## REQUIREMENTS
Copy out every line in the entries below that includes "aggregate".

## WORKING DATA

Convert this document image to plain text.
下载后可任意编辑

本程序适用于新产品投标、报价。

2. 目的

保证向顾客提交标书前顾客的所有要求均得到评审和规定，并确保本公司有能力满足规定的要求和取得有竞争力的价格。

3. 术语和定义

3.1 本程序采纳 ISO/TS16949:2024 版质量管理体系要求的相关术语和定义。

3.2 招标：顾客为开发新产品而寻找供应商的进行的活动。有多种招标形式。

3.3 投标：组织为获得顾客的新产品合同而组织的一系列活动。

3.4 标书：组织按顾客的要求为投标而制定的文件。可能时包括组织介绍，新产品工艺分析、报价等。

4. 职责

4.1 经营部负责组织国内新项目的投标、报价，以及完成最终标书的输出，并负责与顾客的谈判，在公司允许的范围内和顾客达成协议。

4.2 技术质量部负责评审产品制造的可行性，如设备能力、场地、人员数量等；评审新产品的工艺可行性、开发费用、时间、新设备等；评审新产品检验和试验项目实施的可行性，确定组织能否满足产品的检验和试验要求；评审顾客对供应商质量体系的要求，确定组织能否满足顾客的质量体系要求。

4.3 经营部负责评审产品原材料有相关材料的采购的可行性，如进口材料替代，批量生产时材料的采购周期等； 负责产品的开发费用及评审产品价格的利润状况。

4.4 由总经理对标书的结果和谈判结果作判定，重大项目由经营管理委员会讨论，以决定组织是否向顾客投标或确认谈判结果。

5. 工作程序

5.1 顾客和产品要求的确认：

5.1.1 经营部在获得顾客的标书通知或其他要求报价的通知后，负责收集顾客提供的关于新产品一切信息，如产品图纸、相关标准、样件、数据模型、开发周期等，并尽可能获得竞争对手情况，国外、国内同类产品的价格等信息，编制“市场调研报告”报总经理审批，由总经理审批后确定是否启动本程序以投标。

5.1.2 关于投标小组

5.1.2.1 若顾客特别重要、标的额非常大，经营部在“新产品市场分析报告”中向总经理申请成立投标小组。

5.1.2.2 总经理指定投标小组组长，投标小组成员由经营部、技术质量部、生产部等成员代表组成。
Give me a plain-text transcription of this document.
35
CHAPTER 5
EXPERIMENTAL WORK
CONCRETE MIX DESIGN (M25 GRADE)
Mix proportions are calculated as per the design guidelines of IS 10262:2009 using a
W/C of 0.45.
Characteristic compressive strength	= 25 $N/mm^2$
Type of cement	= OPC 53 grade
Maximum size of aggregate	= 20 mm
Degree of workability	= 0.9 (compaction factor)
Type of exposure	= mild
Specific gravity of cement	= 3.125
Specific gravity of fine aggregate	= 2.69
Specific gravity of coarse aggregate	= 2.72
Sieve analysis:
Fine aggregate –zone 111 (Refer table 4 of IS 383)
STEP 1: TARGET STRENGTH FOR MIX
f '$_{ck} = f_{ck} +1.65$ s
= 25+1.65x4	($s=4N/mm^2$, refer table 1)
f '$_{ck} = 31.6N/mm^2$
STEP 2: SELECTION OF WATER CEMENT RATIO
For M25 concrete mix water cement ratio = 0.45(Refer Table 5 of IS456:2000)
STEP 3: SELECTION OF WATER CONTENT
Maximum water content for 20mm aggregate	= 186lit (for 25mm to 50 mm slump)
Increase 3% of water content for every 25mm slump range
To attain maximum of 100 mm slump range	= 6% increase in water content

## OUTPUT
Maximum size of aggregate	= 20 mm
Specific gravity of fine aggregate	= 2.69
Specific gravity of coarse aggregate	= 2.72
Fine aggregate –zone 111 (Refer table 4 of IS 383)
Maximum water content for 20mm aggregate	= 186lit (for 25mm to 50 mm slump)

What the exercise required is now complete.